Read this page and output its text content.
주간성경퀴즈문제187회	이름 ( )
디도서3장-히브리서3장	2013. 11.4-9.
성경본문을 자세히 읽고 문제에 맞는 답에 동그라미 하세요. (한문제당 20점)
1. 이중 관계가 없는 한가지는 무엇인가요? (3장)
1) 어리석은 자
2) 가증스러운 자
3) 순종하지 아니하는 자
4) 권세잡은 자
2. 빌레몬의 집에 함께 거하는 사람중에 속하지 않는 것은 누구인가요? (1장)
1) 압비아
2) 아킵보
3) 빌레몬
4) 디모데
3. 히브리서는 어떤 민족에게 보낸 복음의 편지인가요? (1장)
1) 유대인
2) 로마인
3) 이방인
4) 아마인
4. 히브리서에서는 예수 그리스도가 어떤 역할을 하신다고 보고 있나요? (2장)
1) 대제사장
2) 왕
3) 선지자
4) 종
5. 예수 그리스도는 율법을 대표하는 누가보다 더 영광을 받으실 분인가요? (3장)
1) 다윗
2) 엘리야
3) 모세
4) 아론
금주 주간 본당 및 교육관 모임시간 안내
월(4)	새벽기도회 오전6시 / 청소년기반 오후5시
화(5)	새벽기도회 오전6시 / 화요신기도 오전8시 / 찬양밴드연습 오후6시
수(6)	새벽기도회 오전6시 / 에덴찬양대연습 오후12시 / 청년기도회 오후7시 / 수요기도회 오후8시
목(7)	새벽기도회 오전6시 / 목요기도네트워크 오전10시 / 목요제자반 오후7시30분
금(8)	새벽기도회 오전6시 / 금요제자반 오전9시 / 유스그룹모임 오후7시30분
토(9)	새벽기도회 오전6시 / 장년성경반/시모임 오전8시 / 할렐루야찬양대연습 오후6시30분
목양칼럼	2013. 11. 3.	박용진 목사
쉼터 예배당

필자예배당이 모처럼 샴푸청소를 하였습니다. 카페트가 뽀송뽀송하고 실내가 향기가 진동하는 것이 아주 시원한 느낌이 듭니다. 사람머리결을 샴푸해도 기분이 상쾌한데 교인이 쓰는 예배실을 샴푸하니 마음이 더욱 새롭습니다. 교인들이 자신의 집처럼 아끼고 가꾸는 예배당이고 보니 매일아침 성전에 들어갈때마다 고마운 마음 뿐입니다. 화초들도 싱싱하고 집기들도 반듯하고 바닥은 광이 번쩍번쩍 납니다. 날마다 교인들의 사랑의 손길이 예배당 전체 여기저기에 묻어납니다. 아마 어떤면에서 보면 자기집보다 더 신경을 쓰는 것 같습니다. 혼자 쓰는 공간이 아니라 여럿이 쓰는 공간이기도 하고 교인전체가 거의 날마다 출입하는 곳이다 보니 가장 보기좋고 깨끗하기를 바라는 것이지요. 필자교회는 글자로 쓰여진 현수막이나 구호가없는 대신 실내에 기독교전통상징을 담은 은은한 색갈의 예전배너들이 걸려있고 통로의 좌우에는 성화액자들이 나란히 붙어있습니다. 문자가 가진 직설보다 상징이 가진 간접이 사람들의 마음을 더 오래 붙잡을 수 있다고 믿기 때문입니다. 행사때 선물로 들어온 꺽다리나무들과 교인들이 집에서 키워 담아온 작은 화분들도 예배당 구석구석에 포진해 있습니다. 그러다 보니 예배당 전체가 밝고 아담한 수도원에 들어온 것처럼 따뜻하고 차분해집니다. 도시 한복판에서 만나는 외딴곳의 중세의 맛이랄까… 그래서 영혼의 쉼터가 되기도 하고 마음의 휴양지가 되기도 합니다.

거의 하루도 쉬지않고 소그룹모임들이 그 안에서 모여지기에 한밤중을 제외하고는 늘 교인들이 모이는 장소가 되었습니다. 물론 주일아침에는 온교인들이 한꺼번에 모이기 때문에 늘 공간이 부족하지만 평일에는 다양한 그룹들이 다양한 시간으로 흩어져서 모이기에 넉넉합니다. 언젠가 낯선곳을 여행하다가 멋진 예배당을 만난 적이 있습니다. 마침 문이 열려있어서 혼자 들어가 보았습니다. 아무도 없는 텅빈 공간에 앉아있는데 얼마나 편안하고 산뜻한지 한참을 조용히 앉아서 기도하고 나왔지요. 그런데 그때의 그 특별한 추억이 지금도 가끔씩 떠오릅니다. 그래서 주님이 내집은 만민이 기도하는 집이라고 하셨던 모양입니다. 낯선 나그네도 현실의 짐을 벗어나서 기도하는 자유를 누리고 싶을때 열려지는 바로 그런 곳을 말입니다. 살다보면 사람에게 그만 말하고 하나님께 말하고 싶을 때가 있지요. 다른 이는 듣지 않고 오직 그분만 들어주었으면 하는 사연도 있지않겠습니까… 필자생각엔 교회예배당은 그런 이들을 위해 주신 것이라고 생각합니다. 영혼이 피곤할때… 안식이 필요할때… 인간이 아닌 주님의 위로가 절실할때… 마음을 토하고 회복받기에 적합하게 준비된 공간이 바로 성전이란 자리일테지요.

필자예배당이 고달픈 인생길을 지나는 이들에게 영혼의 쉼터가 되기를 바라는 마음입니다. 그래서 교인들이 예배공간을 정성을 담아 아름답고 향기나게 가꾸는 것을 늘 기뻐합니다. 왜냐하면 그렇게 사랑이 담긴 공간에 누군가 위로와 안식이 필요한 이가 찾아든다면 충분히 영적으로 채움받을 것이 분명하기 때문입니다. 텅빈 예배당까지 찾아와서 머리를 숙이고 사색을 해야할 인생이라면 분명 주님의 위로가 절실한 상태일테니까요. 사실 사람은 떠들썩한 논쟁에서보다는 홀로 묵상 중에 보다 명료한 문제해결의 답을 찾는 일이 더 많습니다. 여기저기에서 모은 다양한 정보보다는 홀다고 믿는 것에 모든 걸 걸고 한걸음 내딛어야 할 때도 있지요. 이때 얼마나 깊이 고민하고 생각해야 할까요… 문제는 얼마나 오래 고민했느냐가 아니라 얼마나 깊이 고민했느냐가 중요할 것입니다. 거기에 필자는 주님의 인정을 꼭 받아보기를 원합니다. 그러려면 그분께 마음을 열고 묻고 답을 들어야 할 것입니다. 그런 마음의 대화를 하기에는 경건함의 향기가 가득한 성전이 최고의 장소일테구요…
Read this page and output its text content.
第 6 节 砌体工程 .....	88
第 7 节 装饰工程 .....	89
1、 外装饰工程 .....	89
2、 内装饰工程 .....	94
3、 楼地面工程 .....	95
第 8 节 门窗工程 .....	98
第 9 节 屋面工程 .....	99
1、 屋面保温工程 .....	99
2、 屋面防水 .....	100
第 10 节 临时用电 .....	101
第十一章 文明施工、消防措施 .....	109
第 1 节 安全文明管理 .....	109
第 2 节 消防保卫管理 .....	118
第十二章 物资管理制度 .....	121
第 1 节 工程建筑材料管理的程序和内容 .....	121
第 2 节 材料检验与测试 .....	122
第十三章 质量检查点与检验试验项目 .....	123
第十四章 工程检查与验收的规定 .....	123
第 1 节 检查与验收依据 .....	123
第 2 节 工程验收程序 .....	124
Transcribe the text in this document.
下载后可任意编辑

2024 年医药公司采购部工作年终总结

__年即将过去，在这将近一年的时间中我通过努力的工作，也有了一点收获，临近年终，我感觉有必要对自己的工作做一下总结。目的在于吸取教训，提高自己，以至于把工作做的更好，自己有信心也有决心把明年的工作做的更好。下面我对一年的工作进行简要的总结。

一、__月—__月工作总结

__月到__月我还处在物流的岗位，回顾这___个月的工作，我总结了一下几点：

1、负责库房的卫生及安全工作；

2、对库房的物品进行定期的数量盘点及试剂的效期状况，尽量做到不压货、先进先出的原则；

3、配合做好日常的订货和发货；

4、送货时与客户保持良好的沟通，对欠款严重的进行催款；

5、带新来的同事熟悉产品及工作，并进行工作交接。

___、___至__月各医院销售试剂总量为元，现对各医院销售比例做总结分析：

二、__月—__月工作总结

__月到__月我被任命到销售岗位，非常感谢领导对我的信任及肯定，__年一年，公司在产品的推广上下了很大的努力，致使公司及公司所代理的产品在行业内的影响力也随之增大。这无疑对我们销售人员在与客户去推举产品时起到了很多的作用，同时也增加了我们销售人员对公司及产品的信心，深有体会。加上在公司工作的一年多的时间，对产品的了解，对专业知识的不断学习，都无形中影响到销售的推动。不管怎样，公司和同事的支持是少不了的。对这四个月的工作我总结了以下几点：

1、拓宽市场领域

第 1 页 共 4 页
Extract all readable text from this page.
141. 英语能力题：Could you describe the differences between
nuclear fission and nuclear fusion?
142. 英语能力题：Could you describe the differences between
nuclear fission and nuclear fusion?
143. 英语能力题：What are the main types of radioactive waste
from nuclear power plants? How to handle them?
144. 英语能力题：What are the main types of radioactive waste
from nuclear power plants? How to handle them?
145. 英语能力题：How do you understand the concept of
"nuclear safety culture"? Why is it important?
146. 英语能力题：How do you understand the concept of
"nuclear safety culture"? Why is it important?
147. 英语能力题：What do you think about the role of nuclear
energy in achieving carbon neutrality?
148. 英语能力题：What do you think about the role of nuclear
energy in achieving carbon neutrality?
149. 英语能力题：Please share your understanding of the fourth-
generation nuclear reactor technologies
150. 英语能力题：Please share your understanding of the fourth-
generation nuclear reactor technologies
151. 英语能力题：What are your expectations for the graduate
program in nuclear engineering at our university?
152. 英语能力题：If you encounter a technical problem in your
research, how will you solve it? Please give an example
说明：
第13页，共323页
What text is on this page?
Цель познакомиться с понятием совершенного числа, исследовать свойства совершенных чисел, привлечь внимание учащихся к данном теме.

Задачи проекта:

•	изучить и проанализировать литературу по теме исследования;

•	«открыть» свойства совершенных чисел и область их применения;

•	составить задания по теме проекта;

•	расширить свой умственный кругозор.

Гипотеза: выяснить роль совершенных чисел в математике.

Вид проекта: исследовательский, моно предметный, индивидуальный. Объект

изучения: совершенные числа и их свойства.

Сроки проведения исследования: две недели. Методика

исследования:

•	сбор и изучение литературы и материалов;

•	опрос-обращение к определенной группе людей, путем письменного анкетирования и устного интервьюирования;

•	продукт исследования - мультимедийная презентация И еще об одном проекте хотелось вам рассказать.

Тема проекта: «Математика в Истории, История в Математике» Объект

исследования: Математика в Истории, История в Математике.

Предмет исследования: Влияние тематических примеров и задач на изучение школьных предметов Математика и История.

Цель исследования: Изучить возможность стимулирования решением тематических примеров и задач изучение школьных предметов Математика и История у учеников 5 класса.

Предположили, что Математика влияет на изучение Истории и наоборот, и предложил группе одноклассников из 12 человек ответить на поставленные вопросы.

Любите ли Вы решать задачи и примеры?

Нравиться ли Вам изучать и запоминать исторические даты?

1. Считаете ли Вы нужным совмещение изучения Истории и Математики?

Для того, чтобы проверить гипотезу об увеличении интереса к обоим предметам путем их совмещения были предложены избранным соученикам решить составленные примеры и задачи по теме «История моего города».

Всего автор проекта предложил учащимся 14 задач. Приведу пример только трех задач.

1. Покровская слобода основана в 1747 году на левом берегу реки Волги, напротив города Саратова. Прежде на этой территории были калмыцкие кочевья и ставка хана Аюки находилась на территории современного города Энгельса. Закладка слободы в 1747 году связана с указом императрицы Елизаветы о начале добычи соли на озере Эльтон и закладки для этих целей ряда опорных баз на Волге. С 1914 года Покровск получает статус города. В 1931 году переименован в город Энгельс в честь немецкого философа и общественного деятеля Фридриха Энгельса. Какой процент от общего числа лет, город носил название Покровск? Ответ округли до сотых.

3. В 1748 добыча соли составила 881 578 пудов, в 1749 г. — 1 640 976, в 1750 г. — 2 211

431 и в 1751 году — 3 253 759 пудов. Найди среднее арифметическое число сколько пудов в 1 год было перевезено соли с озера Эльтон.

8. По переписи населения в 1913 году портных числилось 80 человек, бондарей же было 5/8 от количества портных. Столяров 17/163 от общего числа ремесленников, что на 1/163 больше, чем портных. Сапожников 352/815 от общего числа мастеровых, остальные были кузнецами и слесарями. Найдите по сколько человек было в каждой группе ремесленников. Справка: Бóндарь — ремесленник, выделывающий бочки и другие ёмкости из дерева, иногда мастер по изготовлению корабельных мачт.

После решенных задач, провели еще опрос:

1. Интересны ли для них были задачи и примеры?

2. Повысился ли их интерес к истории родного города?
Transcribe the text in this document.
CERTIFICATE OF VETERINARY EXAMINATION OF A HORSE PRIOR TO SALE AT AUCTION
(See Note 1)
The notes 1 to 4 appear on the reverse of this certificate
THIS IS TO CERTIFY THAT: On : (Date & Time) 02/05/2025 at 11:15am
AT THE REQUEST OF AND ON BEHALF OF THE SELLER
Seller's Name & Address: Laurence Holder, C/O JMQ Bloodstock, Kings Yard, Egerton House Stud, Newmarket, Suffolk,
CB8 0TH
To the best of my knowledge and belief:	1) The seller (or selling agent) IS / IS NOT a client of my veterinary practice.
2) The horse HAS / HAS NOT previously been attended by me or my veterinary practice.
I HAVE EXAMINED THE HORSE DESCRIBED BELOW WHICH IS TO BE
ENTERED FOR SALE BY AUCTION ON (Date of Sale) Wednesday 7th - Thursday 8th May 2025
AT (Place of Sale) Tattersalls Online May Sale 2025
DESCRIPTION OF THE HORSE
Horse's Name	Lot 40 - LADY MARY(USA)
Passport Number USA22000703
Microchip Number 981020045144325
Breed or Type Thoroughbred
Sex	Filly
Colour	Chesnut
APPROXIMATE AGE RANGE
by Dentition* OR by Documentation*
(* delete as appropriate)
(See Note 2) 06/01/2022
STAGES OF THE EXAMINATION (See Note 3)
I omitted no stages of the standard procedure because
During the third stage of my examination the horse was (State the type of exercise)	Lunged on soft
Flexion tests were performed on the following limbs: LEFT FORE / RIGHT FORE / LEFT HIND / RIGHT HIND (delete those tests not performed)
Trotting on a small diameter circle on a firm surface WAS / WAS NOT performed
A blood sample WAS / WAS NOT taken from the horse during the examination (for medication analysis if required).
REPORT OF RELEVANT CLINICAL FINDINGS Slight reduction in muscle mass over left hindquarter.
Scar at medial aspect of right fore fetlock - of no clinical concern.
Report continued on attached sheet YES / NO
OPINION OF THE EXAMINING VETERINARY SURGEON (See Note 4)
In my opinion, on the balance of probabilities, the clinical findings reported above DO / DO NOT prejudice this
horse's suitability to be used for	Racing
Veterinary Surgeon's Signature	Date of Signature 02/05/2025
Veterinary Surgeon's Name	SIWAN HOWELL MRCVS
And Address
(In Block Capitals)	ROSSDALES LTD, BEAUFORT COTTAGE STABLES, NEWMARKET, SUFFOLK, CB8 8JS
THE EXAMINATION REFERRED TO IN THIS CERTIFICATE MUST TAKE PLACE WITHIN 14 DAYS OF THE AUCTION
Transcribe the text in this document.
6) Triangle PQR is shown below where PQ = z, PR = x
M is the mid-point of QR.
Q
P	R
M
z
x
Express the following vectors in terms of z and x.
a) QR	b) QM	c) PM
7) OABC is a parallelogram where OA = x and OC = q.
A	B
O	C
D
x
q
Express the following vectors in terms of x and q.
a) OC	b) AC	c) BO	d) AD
========
### Written instruction
Pick out each line containing "пудов" and report it.

### Answer to this problem
3. В 1748 добыча соли составила 881 578 пудов, в 1749 г. — 1 640 976, в 1750 г. — 2 211
431 и в 1751 году — 3 253 759 пудов. Найди среднее арифметическое число сколько пудов в 1 год было перевезено соли с озера Эльтон.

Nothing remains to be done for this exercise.